— Provided data —
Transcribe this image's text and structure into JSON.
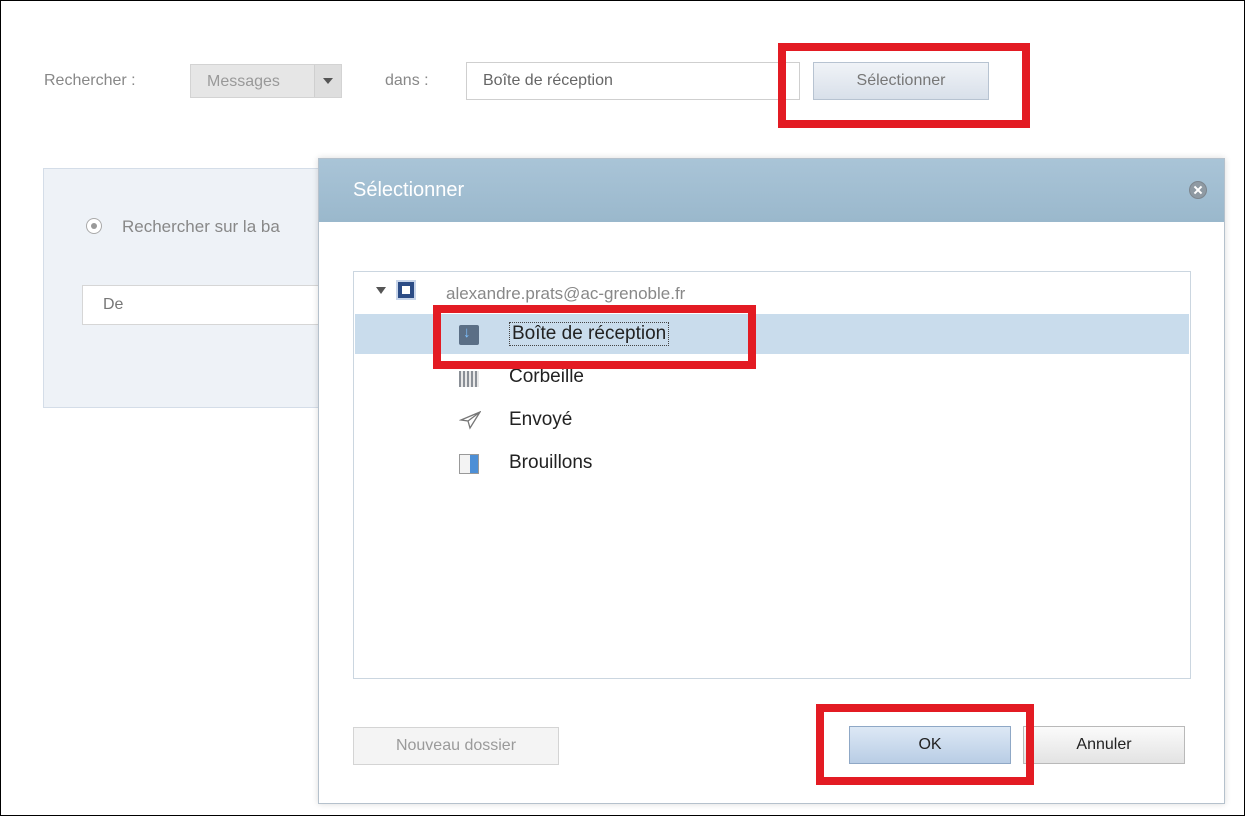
{
  "search": {
    "label": "Rechercher :",
    "type_select": "Messages",
    "in_label": "dans :",
    "folder_value": "Boîte de réception",
    "select_button": "Sélectionner"
  },
  "background_panel": {
    "radio_label": "Rechercher sur la ba",
    "from_field": "De"
  },
  "dialog": {
    "title": "Sélectionner",
    "account": "alexandre.prats@ac-grenoble.fr",
    "folders": [
      {
        "label": "Boîte de réception",
        "icon": "inbox-icon",
        "selected": true
      },
      {
        "label": "Corbeille",
        "icon": "trash-icon",
        "selected": false
      },
      {
        "label": "Envoyé",
        "icon": "sent-icon",
        "selected": false
      },
      {
        "label": "Brouillons",
        "icon": "drafts-icon",
        "selected": false
      }
    ],
    "new_folder_button": "Nouveau dossier",
    "ok_button": "OK",
    "cancel_button": "Annuler"
  },
  "colors": {
    "highlight": "#e31b23",
    "dialog_header": "#a9c4d7",
    "selected_row": "#c9dcec"
  }
}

— Directive —
Every line that holds the word "icon" should be extracted.

— Full solution —
        "icon": "inbox-icon",
        "icon": "trash-icon",
        "icon": "sent-icon",
        "icon": "drafts-icon",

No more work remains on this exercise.